* **Task requirements**
Filter out everything except lines holding "JSON".

Dataset entries:
□ □ □ □ □

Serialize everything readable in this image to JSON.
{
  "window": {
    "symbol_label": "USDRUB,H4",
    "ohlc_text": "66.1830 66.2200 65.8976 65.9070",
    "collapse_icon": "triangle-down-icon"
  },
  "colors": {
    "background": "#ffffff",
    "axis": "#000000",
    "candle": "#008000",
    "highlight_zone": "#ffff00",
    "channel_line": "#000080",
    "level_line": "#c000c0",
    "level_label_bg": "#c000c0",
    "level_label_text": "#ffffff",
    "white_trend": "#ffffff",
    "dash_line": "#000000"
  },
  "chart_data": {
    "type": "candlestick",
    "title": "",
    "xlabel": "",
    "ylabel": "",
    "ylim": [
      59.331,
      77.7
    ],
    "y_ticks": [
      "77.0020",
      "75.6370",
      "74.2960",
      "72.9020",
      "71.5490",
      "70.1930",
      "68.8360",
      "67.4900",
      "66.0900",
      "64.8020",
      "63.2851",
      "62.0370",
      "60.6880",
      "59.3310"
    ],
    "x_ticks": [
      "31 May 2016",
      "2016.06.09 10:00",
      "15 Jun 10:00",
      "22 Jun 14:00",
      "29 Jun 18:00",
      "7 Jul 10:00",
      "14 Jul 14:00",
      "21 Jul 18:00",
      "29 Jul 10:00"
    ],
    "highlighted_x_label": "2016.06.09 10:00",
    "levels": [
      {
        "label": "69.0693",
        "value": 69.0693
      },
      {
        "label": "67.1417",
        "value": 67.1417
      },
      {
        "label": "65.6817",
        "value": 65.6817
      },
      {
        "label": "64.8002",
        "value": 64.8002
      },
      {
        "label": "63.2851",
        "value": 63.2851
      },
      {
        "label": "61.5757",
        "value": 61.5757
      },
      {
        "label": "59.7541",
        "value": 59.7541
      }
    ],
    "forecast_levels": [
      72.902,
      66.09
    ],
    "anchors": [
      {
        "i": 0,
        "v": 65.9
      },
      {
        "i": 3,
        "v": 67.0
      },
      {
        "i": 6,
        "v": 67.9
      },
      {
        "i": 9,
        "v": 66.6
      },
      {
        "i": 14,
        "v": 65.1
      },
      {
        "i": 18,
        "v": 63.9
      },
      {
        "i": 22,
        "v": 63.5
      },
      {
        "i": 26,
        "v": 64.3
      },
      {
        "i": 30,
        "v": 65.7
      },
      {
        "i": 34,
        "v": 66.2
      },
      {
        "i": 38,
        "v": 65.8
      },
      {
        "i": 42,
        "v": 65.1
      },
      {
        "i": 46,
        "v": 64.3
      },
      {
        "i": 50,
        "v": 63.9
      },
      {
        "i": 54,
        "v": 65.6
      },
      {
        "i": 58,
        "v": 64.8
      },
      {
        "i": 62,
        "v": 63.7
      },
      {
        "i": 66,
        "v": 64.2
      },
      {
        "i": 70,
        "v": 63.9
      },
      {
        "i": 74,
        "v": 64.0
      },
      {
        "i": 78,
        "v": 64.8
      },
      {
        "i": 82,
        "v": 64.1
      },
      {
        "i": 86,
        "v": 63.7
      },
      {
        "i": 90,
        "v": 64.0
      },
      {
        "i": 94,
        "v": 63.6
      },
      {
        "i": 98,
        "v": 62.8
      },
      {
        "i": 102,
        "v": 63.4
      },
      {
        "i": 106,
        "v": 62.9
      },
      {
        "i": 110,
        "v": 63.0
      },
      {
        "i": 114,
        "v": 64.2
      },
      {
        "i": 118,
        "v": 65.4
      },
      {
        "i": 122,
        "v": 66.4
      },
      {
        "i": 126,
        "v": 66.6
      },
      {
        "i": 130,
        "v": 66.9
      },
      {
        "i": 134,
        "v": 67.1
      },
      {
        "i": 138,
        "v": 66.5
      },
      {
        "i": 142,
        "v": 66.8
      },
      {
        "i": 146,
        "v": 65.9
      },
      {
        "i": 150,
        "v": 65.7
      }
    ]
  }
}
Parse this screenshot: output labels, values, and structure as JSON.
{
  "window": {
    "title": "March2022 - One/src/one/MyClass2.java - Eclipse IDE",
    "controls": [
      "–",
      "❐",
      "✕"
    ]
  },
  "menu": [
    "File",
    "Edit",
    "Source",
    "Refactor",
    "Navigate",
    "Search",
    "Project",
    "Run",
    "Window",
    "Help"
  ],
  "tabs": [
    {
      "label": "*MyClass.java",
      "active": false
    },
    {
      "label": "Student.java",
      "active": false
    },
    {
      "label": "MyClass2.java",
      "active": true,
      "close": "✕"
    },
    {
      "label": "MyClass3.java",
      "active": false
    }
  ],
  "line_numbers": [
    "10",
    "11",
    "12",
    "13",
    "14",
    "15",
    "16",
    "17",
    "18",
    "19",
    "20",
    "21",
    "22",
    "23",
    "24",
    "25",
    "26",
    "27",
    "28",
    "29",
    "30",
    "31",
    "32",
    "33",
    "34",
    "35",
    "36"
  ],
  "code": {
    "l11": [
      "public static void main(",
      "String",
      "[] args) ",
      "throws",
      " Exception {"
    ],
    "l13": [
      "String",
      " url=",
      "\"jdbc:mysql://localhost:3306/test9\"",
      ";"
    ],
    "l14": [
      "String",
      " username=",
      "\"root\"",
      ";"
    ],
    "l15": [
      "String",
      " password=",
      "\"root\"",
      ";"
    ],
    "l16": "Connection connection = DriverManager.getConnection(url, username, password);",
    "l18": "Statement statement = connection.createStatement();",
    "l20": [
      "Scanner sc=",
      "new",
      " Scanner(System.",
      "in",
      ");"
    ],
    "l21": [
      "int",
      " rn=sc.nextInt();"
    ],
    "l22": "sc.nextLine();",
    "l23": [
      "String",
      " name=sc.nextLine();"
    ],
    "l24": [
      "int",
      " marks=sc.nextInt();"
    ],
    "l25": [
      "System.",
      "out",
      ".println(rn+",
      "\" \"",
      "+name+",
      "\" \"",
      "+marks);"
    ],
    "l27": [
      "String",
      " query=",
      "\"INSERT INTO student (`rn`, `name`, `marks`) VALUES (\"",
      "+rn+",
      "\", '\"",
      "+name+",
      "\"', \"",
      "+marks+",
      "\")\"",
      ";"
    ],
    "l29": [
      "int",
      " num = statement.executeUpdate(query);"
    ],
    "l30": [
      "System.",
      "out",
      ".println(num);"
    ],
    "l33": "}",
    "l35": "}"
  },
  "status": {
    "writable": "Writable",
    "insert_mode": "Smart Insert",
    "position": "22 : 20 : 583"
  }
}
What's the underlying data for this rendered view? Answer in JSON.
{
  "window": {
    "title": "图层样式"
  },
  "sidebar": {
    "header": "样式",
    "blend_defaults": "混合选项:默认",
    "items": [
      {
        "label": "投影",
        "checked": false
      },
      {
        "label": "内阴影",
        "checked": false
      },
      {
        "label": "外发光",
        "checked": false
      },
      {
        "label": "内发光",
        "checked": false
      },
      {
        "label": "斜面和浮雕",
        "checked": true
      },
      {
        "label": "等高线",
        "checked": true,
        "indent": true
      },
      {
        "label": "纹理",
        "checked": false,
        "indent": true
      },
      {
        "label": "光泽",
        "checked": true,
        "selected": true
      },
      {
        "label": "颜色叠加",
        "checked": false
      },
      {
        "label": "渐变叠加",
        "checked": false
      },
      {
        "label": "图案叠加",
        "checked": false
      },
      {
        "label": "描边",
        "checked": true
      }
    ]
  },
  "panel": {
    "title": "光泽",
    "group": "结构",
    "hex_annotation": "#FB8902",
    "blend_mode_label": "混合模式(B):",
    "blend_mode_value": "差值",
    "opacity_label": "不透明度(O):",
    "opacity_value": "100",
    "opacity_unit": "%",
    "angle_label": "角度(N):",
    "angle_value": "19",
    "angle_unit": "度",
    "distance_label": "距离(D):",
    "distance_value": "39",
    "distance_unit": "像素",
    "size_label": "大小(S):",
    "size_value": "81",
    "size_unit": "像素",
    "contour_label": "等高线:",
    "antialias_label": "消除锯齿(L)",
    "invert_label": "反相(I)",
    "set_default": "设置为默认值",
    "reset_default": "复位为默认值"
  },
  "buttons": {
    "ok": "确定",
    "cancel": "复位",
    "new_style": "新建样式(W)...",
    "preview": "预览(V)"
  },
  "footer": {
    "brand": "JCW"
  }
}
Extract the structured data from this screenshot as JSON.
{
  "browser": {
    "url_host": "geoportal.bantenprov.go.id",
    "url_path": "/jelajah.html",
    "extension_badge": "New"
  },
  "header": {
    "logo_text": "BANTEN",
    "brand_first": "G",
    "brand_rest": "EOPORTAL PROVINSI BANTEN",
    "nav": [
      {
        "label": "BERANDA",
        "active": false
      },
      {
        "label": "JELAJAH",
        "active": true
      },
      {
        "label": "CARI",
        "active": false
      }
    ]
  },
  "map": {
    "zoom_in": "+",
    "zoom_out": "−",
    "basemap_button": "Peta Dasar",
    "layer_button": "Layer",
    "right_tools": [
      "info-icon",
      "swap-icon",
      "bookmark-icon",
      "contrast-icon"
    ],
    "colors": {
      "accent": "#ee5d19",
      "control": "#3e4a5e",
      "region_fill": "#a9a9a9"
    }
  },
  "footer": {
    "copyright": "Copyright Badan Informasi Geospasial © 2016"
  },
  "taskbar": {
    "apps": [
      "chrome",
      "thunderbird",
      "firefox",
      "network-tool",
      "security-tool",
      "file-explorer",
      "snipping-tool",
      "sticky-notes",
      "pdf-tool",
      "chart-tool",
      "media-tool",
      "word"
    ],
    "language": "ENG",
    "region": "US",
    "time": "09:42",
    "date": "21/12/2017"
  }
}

□ □ □ □ □

* **Task answer**
Serialize everything readable in this image to JSON.
Parse this screenshot: output labels, values, and structure as JSON.
What's the underlying data for this rendered view? Answer in JSON.
Extract the structured data from this screenshot as JSON.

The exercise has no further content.